Reproduce the listing word for word. Skip any image.

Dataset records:

========

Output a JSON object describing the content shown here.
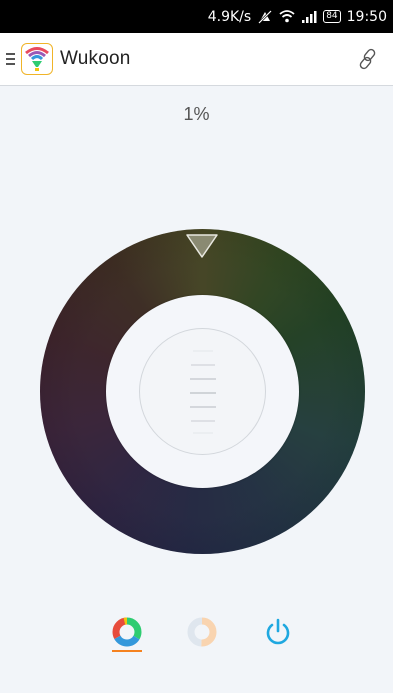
{
  "status_bar": {
    "net_speed": "4.9K/s",
    "battery": "84",
    "time": "19:50"
  },
  "header": {
    "title": "Wukoon",
    "menu_icon": "menu-icon",
    "logo": "wukoon-logo",
    "link_icon": "link-icon"
  },
  "brightness": {
    "label": "1%",
    "value": 1
  },
  "dial": {
    "selector_icon": "triangle-down-icon",
    "knob": "brightness-knob"
  },
  "bottom_nav": {
    "items": [
      {
        "name": "color-mode",
        "icon": "color-ring-icon",
        "active": true
      },
      {
        "name": "warm-white-mode",
        "icon": "warm-ring-icon",
        "active": false
      },
      {
        "name": "power",
        "icon": "power-icon",
        "active": false
      }
    ],
    "accent": "#f58220",
    "power_color": "#1fa8e0"
  }
}
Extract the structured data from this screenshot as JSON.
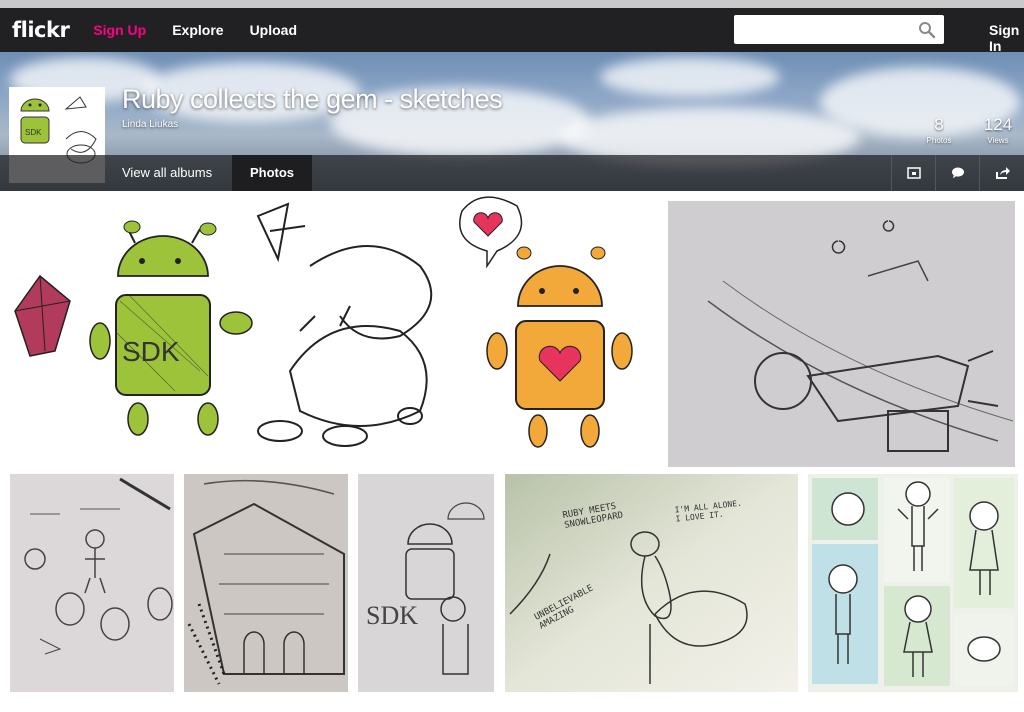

========

#### [Answer in full]
Output a JSON object describing the content shown here.
{
  "status_bar": {
    "net_speed": "4.9K/s",
    "battery": "84",
    "time": "19:50"
  },
  "header": {
    "title": "Wukoon",
    "menu_icon": "menu-icon",
    "logo": "wukoon-logo",
    "link_icon": "link-icon"
  },
  "brightness": {
    "label": "1%",
    "value": 1
  },
  "dial": {
    "selector_icon": "triangle-down-icon",
    "knob": "brightness-knob"
  },
  "bottom_nav": {
    "items": [
      {
        "name": "color-mode",
        "icon": "color-ring-icon",
        "active": true
      },
      {
        "name": "warm-white-mode",
        "icon": "warm-ring-icon",
        "active": false
      },
      {
        "name": "power",
        "icon": "power-icon",
        "active": false
      }
    ],
    "accent": "#f58220",
    "power_color": "#1fa8e0"
  }
}
Extract the structured data from this screenshot as JSON.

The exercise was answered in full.